Entries provided

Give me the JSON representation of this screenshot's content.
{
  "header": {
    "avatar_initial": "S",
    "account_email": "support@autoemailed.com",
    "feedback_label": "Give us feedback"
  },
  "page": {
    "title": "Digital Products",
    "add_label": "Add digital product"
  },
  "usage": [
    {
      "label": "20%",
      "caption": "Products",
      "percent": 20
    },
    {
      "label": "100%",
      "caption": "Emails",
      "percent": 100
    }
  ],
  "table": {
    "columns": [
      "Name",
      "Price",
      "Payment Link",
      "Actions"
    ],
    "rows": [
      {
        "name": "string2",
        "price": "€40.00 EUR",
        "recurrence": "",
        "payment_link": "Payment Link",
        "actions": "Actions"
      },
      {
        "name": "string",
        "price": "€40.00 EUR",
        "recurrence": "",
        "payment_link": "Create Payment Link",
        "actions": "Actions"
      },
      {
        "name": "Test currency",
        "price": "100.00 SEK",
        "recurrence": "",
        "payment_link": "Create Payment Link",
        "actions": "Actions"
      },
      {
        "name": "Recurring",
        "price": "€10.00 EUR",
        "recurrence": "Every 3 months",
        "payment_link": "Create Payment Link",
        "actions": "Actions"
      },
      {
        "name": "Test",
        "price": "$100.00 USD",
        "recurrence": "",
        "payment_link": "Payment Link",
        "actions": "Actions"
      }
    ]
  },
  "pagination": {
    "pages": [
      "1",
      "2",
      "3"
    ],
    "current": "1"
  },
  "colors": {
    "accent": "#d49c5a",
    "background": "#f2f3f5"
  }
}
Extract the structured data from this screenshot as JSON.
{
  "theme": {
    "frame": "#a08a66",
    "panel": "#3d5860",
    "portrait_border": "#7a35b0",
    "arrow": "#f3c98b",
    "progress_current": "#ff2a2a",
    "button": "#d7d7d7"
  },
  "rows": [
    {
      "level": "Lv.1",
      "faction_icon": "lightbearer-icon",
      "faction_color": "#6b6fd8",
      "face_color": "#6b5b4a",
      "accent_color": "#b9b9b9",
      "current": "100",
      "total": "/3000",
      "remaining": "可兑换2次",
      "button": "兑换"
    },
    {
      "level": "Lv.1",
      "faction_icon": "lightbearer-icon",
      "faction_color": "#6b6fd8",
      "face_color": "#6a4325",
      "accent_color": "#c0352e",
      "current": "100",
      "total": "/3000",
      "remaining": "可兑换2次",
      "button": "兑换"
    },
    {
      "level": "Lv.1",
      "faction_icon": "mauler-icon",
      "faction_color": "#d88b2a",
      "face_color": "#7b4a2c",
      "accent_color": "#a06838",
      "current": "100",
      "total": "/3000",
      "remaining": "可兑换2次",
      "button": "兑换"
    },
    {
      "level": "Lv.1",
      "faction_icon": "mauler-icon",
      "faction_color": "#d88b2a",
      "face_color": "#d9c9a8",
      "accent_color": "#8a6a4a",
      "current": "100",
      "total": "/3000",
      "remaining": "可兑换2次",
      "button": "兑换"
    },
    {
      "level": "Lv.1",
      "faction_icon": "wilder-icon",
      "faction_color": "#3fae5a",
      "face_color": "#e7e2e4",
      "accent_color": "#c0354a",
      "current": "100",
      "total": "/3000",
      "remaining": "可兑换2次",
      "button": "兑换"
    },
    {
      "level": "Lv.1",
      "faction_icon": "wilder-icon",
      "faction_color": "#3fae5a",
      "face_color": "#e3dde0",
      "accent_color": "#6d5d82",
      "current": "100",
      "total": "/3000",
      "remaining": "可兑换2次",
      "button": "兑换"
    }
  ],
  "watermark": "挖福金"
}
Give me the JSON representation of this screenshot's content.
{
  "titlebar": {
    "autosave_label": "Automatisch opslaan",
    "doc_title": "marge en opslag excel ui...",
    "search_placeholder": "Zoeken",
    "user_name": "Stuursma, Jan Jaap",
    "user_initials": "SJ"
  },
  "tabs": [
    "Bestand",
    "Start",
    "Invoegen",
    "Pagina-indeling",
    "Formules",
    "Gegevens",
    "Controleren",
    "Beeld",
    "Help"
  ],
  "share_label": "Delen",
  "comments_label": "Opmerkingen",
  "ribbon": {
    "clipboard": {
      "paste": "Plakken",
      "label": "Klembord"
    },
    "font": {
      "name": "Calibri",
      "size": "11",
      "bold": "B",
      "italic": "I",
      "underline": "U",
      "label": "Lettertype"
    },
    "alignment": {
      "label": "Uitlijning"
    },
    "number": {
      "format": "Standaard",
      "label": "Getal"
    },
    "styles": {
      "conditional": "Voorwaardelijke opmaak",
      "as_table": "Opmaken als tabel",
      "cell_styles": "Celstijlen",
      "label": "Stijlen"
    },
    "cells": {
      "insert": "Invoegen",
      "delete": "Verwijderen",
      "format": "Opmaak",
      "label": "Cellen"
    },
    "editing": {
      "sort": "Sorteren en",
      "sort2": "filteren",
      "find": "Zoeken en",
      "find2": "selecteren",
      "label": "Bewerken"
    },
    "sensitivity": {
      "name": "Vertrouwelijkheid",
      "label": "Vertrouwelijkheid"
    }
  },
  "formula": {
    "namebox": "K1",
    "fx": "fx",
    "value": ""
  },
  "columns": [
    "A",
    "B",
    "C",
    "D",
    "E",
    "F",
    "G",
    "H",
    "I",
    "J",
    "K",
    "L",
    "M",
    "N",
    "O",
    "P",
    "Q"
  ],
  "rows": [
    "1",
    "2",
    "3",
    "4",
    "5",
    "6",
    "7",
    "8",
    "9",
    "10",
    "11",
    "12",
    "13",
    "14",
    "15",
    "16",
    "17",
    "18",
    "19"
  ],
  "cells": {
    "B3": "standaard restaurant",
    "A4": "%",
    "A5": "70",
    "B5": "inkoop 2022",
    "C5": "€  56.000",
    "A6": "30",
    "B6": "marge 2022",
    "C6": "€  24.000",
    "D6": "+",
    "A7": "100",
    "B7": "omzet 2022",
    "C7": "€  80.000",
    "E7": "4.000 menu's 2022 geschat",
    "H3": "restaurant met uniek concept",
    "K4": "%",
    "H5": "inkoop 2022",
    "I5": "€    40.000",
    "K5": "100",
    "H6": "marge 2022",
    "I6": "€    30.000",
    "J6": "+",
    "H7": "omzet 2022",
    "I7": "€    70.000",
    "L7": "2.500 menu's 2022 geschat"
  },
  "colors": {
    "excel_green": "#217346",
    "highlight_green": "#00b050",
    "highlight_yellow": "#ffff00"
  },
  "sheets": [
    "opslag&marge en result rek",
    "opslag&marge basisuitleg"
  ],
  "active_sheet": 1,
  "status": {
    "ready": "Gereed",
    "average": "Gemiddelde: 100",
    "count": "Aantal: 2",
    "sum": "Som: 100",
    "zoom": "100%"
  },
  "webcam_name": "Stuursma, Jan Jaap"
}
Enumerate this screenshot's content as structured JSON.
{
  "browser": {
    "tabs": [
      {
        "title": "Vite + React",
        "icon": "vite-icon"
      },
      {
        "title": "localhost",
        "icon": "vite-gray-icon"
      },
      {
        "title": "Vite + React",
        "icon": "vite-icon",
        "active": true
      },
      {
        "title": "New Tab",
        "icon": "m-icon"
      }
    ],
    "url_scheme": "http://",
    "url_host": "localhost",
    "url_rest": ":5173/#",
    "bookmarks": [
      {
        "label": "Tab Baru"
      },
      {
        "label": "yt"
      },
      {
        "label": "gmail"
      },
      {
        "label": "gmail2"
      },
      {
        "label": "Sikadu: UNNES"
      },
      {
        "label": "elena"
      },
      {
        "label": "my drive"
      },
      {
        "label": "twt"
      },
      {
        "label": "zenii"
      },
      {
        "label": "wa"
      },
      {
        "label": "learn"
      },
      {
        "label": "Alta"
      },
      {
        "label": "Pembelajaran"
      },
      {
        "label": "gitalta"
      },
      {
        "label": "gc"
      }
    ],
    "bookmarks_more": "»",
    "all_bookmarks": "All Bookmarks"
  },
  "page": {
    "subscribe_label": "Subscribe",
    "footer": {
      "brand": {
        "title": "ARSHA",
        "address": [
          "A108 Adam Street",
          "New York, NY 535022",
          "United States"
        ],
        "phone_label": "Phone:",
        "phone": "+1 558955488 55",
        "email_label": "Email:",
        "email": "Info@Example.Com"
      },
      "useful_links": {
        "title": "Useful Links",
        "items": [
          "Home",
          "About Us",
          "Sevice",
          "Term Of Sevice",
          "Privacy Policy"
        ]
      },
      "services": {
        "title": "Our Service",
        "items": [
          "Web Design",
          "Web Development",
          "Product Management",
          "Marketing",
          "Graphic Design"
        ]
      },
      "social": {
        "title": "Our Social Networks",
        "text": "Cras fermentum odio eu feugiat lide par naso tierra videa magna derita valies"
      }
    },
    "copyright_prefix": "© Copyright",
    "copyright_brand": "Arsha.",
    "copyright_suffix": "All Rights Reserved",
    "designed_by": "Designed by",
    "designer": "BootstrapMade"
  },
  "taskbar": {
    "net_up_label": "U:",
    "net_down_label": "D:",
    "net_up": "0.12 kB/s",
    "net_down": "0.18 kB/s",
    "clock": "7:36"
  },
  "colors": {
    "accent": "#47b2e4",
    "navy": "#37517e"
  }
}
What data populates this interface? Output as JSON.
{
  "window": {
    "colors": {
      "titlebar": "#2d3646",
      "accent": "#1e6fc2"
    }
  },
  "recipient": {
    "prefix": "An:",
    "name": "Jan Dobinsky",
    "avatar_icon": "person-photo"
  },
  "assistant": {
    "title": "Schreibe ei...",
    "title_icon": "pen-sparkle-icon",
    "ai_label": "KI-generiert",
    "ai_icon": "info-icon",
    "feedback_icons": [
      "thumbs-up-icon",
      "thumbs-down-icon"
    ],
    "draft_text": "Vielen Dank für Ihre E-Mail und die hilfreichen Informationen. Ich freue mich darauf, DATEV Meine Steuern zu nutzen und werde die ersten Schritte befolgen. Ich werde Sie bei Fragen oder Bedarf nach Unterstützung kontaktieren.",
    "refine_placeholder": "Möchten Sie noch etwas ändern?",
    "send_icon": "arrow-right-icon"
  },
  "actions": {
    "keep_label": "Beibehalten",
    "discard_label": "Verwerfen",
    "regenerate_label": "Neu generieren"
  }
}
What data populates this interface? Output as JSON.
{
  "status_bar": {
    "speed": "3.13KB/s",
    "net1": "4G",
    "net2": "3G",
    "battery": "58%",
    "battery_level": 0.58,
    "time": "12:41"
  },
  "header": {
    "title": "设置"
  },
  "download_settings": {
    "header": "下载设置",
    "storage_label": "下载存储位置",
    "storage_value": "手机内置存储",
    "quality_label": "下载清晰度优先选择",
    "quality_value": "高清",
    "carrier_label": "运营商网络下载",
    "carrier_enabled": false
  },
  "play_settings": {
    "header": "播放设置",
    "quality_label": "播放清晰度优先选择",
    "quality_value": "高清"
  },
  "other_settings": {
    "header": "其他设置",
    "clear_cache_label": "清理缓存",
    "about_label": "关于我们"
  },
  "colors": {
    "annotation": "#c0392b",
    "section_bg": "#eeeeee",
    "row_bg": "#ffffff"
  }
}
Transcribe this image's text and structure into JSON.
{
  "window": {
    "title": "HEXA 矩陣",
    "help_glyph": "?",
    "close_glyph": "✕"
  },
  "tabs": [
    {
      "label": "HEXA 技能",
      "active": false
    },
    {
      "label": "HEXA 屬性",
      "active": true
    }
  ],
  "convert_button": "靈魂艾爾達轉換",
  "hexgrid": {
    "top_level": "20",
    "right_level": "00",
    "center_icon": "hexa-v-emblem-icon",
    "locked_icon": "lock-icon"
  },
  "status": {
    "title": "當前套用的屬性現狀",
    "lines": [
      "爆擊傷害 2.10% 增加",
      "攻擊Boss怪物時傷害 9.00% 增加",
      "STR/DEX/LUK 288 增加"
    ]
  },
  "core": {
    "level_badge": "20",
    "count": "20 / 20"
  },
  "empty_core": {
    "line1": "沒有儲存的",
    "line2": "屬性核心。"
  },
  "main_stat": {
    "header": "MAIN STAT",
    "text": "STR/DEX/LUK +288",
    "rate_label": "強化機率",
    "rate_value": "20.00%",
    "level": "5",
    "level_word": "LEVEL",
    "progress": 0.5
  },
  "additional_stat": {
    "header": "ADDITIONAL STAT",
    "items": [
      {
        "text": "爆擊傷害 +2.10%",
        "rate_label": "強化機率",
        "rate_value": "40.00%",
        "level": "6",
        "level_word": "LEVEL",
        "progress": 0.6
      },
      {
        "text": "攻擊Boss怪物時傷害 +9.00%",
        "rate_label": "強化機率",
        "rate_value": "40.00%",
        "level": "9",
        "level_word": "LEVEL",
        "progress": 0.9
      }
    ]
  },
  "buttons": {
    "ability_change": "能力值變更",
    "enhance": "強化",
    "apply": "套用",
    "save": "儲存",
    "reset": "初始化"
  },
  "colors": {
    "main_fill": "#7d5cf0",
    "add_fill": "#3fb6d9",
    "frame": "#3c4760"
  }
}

Set exercise
State how many lines of the material contain the string "Zoeken", with no other words.

Result of this task
2